[Records]
▼

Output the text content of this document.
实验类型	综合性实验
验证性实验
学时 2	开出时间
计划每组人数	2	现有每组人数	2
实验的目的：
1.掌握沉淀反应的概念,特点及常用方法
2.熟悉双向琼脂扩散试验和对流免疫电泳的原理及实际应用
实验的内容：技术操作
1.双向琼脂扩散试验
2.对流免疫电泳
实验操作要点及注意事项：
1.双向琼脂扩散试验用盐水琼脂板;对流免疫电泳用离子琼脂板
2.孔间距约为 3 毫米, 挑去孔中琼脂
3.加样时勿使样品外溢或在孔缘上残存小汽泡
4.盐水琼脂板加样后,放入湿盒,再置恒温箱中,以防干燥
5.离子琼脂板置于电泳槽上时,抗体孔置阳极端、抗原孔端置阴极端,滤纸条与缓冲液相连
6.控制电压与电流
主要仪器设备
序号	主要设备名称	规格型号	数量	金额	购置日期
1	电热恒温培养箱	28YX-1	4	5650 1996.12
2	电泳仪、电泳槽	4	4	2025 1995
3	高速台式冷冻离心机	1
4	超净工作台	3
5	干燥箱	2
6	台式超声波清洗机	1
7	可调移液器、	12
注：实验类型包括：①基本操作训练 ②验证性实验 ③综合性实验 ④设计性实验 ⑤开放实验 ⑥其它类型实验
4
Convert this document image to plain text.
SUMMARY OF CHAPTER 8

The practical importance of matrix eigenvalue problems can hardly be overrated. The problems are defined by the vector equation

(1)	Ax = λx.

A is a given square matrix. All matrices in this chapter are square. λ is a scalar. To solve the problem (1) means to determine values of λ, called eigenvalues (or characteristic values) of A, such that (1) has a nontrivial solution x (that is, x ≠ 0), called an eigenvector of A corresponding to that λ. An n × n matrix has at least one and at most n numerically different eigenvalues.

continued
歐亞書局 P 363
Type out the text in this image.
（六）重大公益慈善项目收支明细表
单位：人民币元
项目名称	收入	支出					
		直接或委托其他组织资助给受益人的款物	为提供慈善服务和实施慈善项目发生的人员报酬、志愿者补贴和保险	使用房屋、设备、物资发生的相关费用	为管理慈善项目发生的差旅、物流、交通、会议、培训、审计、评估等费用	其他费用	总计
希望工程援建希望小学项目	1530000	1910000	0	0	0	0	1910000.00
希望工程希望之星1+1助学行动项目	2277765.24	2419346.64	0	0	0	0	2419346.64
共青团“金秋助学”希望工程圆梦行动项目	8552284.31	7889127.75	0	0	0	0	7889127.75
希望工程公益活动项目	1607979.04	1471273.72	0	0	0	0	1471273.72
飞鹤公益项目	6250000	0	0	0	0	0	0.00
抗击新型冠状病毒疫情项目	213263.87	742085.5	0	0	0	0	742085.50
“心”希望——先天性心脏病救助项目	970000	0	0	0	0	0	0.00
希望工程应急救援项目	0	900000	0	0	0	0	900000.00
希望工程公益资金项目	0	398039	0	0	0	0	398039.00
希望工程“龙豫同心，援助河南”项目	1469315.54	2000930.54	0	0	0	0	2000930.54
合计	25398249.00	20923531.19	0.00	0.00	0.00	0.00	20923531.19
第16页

▲

** Objective **
Extract the complete listing verbatim.

** Problem solution **
Output the text content of this document.
实验类型	综合性实验
验证性实验
学时 2	开出时间
计划每组人数	2	现有每组人数	2
实验的目的：
1.掌握沉淀反应的概念,特点及常用方法
2.熟悉双向琼脂扩散试验和对流免疫电泳的原理及实际应用
实验的内容：技术操作
1.双向琼脂扩散试验
2.对流免疫电泳
实验操作要点及注意事项：
1.双向琼脂扩散试验用盐水琼脂板;对流免疫电泳用离子琼脂板
2.孔间距约为 3 毫米, 挑去孔中琼脂
3.加样时勿使样品外溢或在孔缘上残存小汽泡
4.盐水琼脂板加样后,放入湿盒,再置恒温箱中,以防干燥
5.离子琼脂板置于电泳槽上时,抗体孔置阳极端、抗原孔端置阴极端,滤纸条与缓冲液相连
6.控制电压与电流
主要仪器设备
序号	主要设备名称	规格型号	数量	金额	购置日期
1	电热恒温培养箱	28YX-1	4	5650 1996.12
2	电泳仪、电泳槽	4	4	2025 1995
3	高速台式冷冻离心机	1
4	超净工作台	3
5	干燥箱	2
6	台式超声波清洗机	1
7	可调移液器、	12
注：实验类型包括：①基本操作训练 ②验证性实验 ③综合性实验 ④设计性实验 ⑤开放实验 ⑥其它类型实验
4
Convert this document image to plain text.
SUMMARY OF CHAPTER 8

The practical importance of matrix eigenvalue problems can hardly be overrated. The problems are defined by the vector equation

(1)	Ax = λx.

A is a given square matrix. All matrices in this chapter are square. λ is a scalar. To solve the problem (1) means to determine values of λ, called eigenvalues (or characteristic values) of A, such that (1) has a nontrivial solution x (that is, x ≠ 0), called an eigenvector of A corresponding to that λ. An n × n matrix has at least one and at most n numerically different eigenvalues.

continued
歐亞書局 P 363
Type out the text in this image.
（六）重大公益慈善项目收支明细表
单位：人民币元
项目名称	收入	支出					
		直接或委托其他组织资助给受益人的款物	为提供慈善服务和实施慈善项目发生的人员报酬、志愿者补贴和保险	使用房屋、设备、物资发生的相关费用	为管理慈善项目发生的差旅、物流、交通、会议、培训、审计、评估等费用	其他费用	总计
希望工程援建希望小学项目	1530000	1910000	0	0	0	0	1910000.00
希望工程希望之星1+1助学行动项目	2277765.24	2419346.64	0	0	0	0	2419346.64
共青团“金秋助学”希望工程圆梦行动项目	8552284.31	7889127.75	0	0	0	0	7889127.75
希望工程公益活动项目	1607979.04	1471273.72	0	0	0	0	1471273.72
飞鹤公益项目	6250000	0	0	0	0	0	0.00
抗击新型冠状病毒疫情项目	213263.87	742085.5	0	0	0	0	742085.50
“心”希望——先天性心脏病救助项目	970000	0	0	0	0	0	0.00
希望工程应急救援项目	0	900000	0	0	0	0	900000.00
希望工程公益资金项目	0	398039	0	0	0	0	398039.00
希望工程“龙豫同心，援助河南”项目	1469315.54	2000930.54	0	0	0	0	2000930.54
合计	25398249.00	20923531.19	0.00	0.00	0.00	0.00	20923531.19
第16页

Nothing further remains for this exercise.